= TEXT =
Shared ground
Luke presents Jesus acting out of a familiar pattern (“as his custom”), yet facing an extraordinary moment. The scene is built around prayer: Jesus tells the disciples twice to pray so they do not “enter into temptation” (vv. 40, 46), and Luke shows Jesus himself praying with intense honesty and submission (vv. 41–44).
Explicitly, Jesus asks the Father to remove “this cup,” while also yielding: “not my will, but yours, be done” (v. 42). Luke also explicitly includes divine help (an angel strengthens Jesus, v. 43) and human weakness (the disciples sleep, “because of grief,” v. 45).
Where interpretation differs (only where needed)
What “temptation” means here. Some read it mainly as the immediate crisis: the coming arrest and the disciples’ likely collapse under pressure (fear, denial, abandonment). Others read it more broadly as spiritual testing in general, with this moment serving as a concentrated example.
What “the cup” refers to. Many understand it as Jesus’ approaching suffering and death as a whole. Others narrow it to the particular ordeal about to begin (arrest, trial, and the intensifying anguish of facing it). Both fit the passage’s forward movement into the arrest scene.

= RECORDS PROVIDED =
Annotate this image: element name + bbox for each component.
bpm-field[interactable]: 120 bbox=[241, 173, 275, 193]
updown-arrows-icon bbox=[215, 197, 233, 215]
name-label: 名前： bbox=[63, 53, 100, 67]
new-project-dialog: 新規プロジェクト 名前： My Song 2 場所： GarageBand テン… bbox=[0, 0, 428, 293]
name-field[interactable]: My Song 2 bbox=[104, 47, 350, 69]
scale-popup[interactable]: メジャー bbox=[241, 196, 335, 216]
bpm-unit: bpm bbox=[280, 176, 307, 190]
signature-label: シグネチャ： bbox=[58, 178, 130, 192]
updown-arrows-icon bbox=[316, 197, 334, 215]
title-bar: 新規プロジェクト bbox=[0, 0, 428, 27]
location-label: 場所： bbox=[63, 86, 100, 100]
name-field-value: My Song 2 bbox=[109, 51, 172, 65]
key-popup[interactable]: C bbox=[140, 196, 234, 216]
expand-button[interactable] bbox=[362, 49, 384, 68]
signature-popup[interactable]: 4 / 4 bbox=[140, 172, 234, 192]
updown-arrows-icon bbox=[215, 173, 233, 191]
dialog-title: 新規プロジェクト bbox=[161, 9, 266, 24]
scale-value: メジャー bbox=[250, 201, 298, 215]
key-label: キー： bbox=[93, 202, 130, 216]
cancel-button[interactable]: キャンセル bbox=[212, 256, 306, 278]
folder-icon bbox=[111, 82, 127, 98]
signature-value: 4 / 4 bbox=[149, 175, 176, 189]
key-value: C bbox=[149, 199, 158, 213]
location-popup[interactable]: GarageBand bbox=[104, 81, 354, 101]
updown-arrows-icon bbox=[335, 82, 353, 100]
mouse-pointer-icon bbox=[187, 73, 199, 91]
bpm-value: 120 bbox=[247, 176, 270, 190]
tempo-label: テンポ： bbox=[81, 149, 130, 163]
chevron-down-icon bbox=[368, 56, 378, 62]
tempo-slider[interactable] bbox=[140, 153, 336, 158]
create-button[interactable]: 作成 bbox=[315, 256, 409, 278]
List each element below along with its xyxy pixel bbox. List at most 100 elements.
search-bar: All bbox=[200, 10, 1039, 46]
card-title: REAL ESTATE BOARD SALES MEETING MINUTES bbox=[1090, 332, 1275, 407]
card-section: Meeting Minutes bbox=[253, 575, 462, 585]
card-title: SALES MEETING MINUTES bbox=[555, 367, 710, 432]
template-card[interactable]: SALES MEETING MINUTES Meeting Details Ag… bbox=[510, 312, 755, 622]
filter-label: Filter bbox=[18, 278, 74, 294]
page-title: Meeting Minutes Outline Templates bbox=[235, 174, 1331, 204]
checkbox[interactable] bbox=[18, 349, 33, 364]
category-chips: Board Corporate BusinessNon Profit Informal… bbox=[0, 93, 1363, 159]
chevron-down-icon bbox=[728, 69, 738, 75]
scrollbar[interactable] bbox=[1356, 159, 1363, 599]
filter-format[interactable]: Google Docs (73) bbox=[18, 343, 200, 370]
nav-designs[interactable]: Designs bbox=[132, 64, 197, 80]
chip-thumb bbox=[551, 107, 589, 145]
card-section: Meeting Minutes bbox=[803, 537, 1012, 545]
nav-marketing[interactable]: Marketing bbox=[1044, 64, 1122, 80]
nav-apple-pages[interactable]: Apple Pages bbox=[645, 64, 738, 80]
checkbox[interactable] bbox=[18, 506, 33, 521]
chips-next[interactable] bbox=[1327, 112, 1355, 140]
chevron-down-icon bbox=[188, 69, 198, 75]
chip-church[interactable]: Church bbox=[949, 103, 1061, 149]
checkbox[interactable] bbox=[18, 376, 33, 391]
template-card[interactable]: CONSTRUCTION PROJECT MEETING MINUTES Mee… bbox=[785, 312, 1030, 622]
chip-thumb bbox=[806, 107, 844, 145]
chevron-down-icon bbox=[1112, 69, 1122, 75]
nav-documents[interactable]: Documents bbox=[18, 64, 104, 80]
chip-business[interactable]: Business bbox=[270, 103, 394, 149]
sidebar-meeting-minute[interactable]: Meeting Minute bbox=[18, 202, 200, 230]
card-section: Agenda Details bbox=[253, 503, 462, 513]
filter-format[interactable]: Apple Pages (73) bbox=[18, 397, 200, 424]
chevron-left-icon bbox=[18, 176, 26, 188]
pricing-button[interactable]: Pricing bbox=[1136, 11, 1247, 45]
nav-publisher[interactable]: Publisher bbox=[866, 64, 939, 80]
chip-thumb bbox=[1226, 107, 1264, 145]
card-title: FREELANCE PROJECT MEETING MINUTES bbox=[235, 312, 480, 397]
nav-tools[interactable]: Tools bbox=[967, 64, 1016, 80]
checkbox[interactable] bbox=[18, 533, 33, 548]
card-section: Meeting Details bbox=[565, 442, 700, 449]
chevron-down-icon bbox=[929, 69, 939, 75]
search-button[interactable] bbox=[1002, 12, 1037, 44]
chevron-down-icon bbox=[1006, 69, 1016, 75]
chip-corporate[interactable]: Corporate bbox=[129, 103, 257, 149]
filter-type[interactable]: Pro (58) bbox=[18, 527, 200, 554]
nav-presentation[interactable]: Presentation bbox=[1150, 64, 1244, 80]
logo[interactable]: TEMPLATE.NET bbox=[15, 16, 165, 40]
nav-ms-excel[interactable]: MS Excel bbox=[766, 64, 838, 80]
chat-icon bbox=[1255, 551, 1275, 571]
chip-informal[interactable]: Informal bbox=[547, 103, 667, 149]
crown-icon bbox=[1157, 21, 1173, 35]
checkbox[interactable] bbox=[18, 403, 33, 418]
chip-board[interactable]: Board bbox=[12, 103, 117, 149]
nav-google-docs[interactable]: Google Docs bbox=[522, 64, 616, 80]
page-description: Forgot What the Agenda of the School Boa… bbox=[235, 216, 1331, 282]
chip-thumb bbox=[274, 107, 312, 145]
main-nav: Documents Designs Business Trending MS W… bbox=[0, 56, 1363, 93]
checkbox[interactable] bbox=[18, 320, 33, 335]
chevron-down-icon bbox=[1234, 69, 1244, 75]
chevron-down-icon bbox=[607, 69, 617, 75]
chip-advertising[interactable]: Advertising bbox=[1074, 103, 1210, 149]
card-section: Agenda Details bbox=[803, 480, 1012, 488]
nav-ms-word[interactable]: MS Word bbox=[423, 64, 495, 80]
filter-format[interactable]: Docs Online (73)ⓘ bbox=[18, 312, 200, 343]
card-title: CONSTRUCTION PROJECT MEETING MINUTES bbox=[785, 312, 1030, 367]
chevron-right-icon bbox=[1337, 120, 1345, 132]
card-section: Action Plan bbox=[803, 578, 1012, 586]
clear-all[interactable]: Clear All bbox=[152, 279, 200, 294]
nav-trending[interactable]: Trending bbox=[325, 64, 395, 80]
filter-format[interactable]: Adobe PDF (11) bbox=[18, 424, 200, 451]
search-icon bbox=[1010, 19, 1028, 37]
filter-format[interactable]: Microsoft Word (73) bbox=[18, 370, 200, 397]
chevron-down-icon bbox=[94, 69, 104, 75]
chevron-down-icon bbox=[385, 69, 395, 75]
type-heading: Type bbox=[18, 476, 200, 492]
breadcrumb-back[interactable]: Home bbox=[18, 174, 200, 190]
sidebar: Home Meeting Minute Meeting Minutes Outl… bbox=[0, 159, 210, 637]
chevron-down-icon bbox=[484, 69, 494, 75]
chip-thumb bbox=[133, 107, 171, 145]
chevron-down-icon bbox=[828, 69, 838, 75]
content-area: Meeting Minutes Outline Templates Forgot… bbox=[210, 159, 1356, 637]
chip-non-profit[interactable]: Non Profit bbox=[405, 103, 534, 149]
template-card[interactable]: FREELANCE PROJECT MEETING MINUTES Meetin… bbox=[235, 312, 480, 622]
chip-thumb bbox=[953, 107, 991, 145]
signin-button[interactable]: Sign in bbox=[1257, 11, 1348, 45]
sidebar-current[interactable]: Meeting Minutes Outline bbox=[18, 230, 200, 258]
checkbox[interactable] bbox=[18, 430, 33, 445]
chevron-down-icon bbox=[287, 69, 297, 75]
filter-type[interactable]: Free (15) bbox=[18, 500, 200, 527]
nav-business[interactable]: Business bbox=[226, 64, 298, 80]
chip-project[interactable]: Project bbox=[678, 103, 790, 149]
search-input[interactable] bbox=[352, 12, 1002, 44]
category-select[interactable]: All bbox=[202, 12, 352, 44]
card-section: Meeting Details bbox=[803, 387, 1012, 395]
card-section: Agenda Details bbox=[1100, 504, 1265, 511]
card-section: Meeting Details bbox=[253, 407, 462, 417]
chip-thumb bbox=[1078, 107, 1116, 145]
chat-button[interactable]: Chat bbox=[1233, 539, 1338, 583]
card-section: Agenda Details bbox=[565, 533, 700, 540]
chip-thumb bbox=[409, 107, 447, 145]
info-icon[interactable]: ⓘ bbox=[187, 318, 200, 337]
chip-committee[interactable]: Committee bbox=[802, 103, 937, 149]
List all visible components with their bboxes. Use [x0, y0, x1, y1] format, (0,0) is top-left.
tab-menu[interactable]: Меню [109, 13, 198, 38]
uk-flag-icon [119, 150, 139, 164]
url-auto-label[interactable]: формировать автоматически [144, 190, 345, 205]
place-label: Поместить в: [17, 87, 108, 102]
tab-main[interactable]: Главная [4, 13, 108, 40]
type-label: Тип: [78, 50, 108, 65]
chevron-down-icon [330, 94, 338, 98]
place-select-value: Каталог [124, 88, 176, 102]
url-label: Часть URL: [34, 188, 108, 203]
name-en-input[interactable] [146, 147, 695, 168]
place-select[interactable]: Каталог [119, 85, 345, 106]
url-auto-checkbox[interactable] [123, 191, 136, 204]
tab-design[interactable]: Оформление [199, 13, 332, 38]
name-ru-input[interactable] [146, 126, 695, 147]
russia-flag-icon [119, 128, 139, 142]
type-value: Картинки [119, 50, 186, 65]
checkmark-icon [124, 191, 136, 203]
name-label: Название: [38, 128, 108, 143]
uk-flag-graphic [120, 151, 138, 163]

= QUESTIONS ON THE MATERIAL =
A. In the text on Jesus' prayer, what reason is given for the disciples sleeping?
B. Repeat the text on Jesus' prayer from "Shared ground" up to and including "(only where needed)".
C. Put this sentence from the text on Jesus' prayer into Spanish: "Luke also explicitly includes divine help (an angel strengthens Jesus, v. 43) and human weakness (the disciples sleep, “because of grief,” v. 45)."
Leave the rows aside, since they have no part in this.

= ANSWERS TO THIS EXERCISE =
A. They sleep "because of grief."

B.
Shared ground
Luke presents Jesus acting out of a familiar pattern (“as his custom”), yet facing an extraordinary moment. The scene is built around prayer: Jesus tells the disciples twice to pray so they do not “enter into temptation” (vv. 40, 46), and Luke shows Jesus himself praying with intense honesty and submission (vv. 41–44).
Explicitly, Jesus asks the Father to remove “this cup,” while also yielding: “not my will, but yours, be done” (v. 42). Luke also explicitly includes divine help (an angel strengthens Jesus, v. 43) and human weakness (the disciples sleep, “because of grief,” v. 45).
Where interpretation differs (only where needed)

C. Lucas también incluye de forma explícita la ayuda divina (un ángel fortalece a Jesús, v. 43) y la debilidad humana (los discípulos duermen, «a causa de la tristeza», v. 45).